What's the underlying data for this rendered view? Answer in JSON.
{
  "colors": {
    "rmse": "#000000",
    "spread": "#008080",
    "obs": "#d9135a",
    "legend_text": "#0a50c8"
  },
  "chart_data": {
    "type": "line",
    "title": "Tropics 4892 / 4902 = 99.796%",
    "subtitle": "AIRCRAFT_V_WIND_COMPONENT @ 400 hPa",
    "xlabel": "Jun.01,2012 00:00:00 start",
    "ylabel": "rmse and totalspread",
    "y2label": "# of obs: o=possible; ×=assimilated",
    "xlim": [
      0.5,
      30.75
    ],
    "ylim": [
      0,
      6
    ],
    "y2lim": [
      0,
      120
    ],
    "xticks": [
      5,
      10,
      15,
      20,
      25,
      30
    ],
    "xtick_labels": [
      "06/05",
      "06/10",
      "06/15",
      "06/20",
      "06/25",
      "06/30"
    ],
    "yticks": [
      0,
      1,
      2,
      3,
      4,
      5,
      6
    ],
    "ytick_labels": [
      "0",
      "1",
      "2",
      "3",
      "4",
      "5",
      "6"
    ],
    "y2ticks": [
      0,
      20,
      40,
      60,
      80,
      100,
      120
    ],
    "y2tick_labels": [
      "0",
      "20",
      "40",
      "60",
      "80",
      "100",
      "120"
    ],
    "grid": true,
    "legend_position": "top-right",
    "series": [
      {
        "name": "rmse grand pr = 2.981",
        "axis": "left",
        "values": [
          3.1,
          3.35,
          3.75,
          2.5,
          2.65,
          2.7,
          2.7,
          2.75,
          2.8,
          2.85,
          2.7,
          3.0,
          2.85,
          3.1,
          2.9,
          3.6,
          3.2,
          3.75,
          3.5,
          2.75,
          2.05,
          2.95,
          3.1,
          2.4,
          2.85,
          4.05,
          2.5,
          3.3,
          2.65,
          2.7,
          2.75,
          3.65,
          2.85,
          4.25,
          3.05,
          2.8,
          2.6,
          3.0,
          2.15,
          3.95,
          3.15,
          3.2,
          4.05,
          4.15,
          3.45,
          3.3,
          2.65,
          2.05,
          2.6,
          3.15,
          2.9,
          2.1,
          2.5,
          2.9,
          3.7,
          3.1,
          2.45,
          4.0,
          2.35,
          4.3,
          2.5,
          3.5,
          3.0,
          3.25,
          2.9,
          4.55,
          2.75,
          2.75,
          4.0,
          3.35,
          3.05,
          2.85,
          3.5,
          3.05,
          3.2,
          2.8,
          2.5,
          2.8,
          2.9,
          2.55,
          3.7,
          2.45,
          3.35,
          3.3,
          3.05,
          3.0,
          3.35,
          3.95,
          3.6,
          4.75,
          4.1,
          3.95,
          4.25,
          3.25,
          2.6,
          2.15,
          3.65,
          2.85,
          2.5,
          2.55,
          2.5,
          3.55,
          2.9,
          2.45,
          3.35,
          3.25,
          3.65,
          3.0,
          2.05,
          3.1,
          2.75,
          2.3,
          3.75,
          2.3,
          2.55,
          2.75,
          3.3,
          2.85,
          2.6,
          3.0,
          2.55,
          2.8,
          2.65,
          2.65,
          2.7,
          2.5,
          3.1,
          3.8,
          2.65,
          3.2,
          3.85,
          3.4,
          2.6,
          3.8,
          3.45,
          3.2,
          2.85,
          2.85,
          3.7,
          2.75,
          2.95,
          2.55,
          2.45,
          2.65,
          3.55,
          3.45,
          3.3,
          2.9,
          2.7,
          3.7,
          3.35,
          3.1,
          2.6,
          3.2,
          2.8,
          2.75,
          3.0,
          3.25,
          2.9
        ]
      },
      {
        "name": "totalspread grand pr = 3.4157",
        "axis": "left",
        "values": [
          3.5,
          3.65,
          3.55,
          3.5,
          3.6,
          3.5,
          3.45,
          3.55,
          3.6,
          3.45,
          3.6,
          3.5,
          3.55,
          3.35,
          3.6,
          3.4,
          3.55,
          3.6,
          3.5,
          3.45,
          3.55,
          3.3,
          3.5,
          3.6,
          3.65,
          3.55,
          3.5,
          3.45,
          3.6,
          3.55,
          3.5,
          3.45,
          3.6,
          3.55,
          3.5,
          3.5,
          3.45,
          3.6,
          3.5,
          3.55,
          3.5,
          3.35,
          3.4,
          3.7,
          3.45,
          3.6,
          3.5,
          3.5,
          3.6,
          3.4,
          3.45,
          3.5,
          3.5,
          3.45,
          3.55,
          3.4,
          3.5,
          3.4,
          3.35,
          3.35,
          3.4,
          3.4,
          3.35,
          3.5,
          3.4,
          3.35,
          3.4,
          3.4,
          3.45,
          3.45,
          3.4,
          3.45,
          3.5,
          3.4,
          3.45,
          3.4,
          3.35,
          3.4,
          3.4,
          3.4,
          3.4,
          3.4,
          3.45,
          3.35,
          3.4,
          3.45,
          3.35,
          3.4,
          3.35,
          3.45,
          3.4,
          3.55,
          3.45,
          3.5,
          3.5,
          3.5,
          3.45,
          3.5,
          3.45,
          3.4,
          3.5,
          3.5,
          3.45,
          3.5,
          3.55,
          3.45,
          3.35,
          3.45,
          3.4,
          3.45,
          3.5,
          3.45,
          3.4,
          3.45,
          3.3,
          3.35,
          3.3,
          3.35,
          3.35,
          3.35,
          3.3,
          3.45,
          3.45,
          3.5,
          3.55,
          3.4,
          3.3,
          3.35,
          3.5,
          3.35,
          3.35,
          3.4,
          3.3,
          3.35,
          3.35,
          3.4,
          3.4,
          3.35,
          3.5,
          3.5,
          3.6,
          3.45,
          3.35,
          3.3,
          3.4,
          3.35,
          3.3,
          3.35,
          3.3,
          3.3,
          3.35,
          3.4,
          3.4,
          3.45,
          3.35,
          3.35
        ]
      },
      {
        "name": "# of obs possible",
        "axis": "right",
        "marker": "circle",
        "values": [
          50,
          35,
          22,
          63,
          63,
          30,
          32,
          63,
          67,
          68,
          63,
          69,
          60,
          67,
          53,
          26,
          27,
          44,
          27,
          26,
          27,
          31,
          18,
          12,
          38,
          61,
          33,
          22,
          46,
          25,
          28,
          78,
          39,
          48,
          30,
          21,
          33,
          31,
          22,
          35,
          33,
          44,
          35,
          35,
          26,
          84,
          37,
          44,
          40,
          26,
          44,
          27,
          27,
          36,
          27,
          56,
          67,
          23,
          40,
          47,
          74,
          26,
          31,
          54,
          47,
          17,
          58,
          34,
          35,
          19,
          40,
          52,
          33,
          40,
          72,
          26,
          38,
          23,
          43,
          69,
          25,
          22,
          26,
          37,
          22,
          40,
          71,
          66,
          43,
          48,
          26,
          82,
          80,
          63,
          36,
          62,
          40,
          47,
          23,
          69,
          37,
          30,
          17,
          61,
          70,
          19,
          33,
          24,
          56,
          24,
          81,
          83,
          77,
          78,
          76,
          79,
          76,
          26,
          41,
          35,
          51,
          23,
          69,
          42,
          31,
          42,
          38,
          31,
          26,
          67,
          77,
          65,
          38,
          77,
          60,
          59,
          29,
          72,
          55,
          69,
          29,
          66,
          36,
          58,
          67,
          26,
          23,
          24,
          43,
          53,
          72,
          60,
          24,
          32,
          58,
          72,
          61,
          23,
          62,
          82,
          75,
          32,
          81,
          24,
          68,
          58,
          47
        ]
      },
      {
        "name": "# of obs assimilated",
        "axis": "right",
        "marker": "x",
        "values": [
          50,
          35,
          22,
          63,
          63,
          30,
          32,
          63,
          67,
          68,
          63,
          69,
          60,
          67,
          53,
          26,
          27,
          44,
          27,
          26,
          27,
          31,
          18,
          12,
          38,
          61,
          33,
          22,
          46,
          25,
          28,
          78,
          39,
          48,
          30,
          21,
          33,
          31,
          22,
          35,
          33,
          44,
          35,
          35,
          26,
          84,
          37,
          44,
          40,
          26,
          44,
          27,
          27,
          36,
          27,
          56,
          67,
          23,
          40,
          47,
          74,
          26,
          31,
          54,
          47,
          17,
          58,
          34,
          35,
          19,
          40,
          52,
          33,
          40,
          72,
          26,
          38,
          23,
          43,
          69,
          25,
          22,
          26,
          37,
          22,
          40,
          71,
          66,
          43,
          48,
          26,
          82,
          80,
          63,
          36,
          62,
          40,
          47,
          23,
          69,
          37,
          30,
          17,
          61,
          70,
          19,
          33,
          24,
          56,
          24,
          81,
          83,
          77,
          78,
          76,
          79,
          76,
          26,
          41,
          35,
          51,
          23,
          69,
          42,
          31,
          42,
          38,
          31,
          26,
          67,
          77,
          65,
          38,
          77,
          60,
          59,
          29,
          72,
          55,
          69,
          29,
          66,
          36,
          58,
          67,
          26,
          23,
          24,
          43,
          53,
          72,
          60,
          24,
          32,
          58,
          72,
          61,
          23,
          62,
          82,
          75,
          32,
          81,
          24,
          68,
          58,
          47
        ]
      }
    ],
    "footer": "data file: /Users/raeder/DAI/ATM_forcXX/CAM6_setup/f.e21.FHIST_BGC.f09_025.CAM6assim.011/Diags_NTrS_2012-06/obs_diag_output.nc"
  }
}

---+---

Look over the material above and show each line where "name" appears.

        "name": "rmse grand pr = 2.981",
        "name": "totalspread grand pr = 3.4157",
        "name": "# of obs possible",
        "name": "# of obs assimilated",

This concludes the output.